Records —

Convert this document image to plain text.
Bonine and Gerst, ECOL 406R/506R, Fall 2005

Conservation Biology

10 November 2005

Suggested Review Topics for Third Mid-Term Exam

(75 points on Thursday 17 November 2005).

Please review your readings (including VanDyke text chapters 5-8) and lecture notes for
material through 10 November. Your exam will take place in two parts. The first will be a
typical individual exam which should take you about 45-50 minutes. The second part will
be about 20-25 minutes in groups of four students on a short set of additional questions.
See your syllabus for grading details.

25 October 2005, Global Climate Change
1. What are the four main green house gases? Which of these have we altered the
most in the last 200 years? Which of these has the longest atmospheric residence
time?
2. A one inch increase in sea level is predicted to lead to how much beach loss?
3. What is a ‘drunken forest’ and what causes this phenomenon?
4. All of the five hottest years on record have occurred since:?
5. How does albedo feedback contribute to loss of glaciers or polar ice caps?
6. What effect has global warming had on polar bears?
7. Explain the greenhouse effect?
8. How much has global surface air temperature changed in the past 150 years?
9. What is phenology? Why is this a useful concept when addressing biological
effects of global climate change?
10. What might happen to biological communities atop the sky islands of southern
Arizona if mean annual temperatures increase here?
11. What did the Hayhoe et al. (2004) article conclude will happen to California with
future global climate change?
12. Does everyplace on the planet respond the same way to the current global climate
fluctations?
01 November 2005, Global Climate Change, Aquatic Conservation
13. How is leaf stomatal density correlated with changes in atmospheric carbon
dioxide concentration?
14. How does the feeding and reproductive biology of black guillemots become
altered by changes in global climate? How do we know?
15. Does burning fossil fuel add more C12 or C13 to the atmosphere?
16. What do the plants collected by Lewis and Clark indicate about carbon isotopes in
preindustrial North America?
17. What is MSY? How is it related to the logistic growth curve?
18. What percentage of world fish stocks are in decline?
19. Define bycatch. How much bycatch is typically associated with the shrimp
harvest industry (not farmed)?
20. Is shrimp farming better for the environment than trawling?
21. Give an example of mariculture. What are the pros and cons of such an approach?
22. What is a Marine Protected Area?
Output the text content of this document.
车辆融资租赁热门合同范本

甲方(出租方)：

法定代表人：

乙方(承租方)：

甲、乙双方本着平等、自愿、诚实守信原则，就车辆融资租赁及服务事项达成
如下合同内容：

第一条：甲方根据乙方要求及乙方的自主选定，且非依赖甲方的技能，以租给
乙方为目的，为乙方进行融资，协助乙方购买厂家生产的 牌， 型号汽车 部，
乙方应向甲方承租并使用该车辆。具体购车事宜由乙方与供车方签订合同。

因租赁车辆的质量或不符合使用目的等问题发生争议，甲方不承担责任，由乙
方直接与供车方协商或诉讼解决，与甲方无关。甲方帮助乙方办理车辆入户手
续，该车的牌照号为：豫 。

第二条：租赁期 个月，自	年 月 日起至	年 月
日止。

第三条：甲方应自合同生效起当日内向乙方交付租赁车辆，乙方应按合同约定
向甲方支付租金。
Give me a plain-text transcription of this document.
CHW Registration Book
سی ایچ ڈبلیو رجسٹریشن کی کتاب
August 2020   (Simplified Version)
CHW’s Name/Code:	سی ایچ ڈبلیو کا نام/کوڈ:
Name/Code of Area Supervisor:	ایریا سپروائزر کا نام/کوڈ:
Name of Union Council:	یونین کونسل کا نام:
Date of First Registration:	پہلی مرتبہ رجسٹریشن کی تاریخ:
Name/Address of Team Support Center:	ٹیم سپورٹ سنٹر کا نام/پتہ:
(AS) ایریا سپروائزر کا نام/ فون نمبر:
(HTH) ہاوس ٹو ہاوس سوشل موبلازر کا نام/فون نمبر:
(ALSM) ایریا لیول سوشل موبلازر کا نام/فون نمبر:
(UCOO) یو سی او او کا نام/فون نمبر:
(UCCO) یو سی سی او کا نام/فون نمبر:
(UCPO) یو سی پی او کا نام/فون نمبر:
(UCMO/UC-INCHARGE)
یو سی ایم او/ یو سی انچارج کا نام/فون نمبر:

What you are asked to do —
Where a line above contains the word "take", copy that line.

Solution to this task —
material through 10 November. Your exam will take place in two parts. The first will be a
typical individual exam which should take you about 45-50 minutes. The second part will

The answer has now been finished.